(Extracted records)
════════════════

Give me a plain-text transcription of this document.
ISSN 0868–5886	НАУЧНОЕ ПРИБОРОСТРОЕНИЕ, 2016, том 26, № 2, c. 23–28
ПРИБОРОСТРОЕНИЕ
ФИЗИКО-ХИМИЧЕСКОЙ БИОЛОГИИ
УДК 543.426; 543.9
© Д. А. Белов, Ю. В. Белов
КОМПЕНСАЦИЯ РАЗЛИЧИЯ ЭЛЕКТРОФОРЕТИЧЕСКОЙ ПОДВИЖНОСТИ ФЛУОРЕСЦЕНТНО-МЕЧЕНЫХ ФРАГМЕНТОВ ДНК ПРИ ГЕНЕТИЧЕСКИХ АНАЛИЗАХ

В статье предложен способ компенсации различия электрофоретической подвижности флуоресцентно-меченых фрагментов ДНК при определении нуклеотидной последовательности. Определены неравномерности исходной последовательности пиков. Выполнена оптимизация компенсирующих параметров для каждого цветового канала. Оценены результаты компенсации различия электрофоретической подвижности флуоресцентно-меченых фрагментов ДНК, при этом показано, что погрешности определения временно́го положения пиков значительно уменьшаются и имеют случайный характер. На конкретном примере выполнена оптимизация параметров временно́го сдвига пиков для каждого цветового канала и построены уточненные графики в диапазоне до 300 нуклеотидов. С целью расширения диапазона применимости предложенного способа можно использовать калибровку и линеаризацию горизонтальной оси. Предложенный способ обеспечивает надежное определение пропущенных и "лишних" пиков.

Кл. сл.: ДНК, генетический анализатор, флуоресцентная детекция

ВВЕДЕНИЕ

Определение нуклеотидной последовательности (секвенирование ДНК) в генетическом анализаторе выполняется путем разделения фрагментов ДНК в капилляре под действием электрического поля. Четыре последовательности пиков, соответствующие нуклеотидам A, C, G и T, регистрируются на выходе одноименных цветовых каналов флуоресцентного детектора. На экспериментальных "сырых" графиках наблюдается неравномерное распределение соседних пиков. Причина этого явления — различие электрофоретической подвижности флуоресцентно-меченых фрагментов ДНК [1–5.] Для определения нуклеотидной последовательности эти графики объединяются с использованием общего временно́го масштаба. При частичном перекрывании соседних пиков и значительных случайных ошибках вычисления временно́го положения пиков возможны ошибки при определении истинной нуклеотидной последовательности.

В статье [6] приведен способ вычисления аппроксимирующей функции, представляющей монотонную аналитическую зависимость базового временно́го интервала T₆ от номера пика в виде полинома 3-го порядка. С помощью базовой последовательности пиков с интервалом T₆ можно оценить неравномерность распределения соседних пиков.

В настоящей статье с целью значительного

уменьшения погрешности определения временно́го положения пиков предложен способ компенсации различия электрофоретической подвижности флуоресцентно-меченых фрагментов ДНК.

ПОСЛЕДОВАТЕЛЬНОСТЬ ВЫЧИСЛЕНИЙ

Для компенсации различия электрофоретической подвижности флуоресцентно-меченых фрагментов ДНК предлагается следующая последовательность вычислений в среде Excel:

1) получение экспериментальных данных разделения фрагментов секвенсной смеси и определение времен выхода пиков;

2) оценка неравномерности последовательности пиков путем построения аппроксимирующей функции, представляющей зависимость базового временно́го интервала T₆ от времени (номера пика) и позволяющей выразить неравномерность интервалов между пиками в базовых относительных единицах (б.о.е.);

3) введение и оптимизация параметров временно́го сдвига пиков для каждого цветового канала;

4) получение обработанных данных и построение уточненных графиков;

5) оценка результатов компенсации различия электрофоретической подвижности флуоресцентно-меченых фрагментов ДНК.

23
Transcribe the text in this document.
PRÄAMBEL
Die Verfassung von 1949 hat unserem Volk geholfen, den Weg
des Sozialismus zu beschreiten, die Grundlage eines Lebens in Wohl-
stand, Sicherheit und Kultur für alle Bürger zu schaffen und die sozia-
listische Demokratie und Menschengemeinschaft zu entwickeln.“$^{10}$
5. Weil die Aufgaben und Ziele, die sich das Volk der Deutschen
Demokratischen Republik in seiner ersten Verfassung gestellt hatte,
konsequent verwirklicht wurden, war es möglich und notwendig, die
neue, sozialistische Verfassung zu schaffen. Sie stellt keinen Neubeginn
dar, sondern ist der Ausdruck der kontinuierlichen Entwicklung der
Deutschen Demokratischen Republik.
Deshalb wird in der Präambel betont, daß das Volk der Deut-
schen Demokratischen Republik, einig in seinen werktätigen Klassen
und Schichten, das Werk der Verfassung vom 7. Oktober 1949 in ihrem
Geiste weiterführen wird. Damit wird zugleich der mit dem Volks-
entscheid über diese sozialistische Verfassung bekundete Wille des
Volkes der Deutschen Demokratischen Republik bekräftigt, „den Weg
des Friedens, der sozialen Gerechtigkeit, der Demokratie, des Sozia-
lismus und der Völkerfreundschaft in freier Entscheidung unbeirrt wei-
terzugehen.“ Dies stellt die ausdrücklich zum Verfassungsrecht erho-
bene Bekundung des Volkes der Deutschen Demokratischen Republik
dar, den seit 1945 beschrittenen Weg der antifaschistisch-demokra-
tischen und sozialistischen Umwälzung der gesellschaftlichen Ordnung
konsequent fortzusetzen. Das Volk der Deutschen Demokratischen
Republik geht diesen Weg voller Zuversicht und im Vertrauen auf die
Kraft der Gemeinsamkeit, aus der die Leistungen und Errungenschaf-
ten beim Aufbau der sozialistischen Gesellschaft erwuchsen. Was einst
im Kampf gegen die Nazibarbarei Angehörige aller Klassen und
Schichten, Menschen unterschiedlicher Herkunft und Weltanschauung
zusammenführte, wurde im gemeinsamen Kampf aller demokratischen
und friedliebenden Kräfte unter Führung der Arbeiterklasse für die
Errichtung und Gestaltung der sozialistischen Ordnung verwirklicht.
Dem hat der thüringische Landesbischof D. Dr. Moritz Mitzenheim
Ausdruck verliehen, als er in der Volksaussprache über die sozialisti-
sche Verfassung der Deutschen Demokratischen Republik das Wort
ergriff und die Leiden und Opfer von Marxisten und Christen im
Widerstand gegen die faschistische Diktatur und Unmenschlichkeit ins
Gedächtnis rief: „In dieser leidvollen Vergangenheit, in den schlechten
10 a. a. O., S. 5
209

════════════════

▸ Challenge:
Reproduce the entire listing word for word.

▸ Output for this task:
Give me a plain-text transcription of this document.
ISSN 0868–5886	НАУЧНОЕ ПРИБОРОСТРОЕНИЕ, 2016, том 26, № 2, c. 23–28
ПРИБОРОСТРОЕНИЕ
ФИЗИКО-ХИМИЧЕСКОЙ БИОЛОГИИ
УДК 543.426; 543.9
© Д. А. Белов, Ю. В. Белов
КОМПЕНСАЦИЯ РАЗЛИЧИЯ ЭЛЕКТРОФОРЕТИЧЕСКОЙ ПОДВИЖНОСТИ ФЛУОРЕСЦЕНТНО-МЕЧЕНЫХ ФРАГМЕНТОВ ДНК ПРИ ГЕНЕТИЧЕСКИХ АНАЛИЗАХ

В статье предложен способ компенсации различия электрофоретической подвижности флуоресцентно-меченых фрагментов ДНК при определении нуклеотидной последовательности. Определены неравномерности исходной последовательности пиков. Выполнена оптимизация компенсирующих параметров для каждого цветового канала. Оценены результаты компенсации различия электрофоретической подвижности флуоресцентно-меченых фрагментов ДНК, при этом показано, что погрешности определения временно́го положения пиков значительно уменьшаются и имеют случайный характер. На конкретном примере выполнена оптимизация параметров временно́го сдвига пиков для каждого цветового канала и построены уточненные графики в диапазоне до 300 нуклеотидов. С целью расширения диапазона применимости предложенного способа можно использовать калибровку и линеаризацию горизонтальной оси. Предложенный способ обеспечивает надежное определение пропущенных и "лишних" пиков.

Кл. сл.: ДНК, генетический анализатор, флуоресцентная детекция

ВВЕДЕНИЕ

Определение нуклеотидной последовательности (секвенирование ДНК) в генетическом анализаторе выполняется путем разделения фрагментов ДНК в капилляре под действием электрического поля. Четыре последовательности пиков, соответствующие нуклеотидам A, C, G и T, регистрируются на выходе одноименных цветовых каналов флуоресцентного детектора. На экспериментальных "сырых" графиках наблюдается неравномерное распределение соседних пиков. Причина этого явления — различие электрофоретической подвижности флуоресцентно-меченых фрагментов ДНК [1–5.] Для определения нуклеотидной последовательности эти графики объединяются с использованием общего временно́го масштаба. При частичном перекрывании соседних пиков и значительных случайных ошибках вычисления временно́го положения пиков возможны ошибки при определении истинной нуклеотидной последовательности.

В статье [6] приведен способ вычисления аппроксимирующей функции, представляющей монотонную аналитическую зависимость базового временно́го интервала T₆ от номера пика в виде полинома 3-го порядка. С помощью базовой последовательности пиков с интервалом T₆ можно оценить неравномерность распределения соседних пиков.

В настоящей статье с целью значительного

уменьшения погрешности определения временно́го положения пиков предложен способ компенсации различия электрофоретической подвижности флуоресцентно-меченых фрагментов ДНК.

ПОСЛЕДОВАТЕЛЬНОСТЬ ВЫЧИСЛЕНИЙ

Для компенсации различия электрофоретической подвижности флуоресцентно-меченых фрагментов ДНК предлагается следующая последовательность вычислений в среде Excel:

1) получение экспериментальных данных разделения фрагментов секвенсной смеси и определение времен выхода пиков;

2) оценка неравномерности последовательности пиков путем построения аппроксимирующей функции, представляющей зависимость базового временно́го интервала T₆ от времени (номера пика) и позволяющей выразить неравномерность интервалов между пиками в базовых относительных единицах (б.о.е.);

3) введение и оптимизация параметров временно́го сдвига пиков для каждого цветового канала;

4) получение обработанных данных и построение уточненных графиков;

5) оценка результатов компенсации различия электрофоретической подвижности флуоресцентно-меченых фрагментов ДНК.

23
Transcribe the text in this document.
PRÄAMBEL
Die Verfassung von 1949 hat unserem Volk geholfen, den Weg
des Sozialismus zu beschreiten, die Grundlage eines Lebens in Wohl-
stand, Sicherheit und Kultur für alle Bürger zu schaffen und die sozia-
listische Demokratie und Menschengemeinschaft zu entwickeln.“$^{10}$
5. Weil die Aufgaben und Ziele, die sich das Volk der Deutschen
Demokratischen Republik in seiner ersten Verfassung gestellt hatte,
konsequent verwirklicht wurden, war es möglich und notwendig, die
neue, sozialistische Verfassung zu schaffen. Sie stellt keinen Neubeginn
dar, sondern ist der Ausdruck der kontinuierlichen Entwicklung der
Deutschen Demokratischen Republik.
Deshalb wird in der Präambel betont, daß das Volk der Deut-
schen Demokratischen Republik, einig in seinen werktätigen Klassen
und Schichten, das Werk der Verfassung vom 7. Oktober 1949 in ihrem
Geiste weiterführen wird. Damit wird zugleich der mit dem Volks-
entscheid über diese sozialistische Verfassung bekundete Wille des
Volkes der Deutschen Demokratischen Republik bekräftigt, „den Weg
des Friedens, der sozialen Gerechtigkeit, der Demokratie, des Sozia-
lismus und der Völkerfreundschaft in freier Entscheidung unbeirrt wei-
terzugehen.“ Dies stellt die ausdrücklich zum Verfassungsrecht erho-
bene Bekundung des Volkes der Deutschen Demokratischen Republik
dar, den seit 1945 beschrittenen Weg der antifaschistisch-demokra-
tischen und sozialistischen Umwälzung der gesellschaftlichen Ordnung
konsequent fortzusetzen. Das Volk der Deutschen Demokratischen
Republik geht diesen Weg voller Zuversicht und im Vertrauen auf die
Kraft der Gemeinsamkeit, aus der die Leistungen und Errungenschaf-
ten beim Aufbau der sozialistischen Gesellschaft erwuchsen. Was einst
im Kampf gegen die Nazibarbarei Angehörige aller Klassen und
Schichten, Menschen unterschiedlicher Herkunft und Weltanschauung
zusammenführte, wurde im gemeinsamen Kampf aller demokratischen
und friedliebenden Kräfte unter Führung der Arbeiterklasse für die
Errichtung und Gestaltung der sozialistischen Ordnung verwirklicht.
Dem hat der thüringische Landesbischof D. Dr. Moritz Mitzenheim
Ausdruck verliehen, als er in der Volksaussprache über die sozialisti-
sche Verfassung der Deutschen Demokratischen Republik das Wort
ergriff und die Leiden und Opfer von Marxisten und Christen im
Widerstand gegen die faschistische Diktatur und Unmenschlichkeit ins
Gedächtnis rief: „In dieser leidvollen Vergangenheit, in den schlechten
10 a. a. O., S. 5
209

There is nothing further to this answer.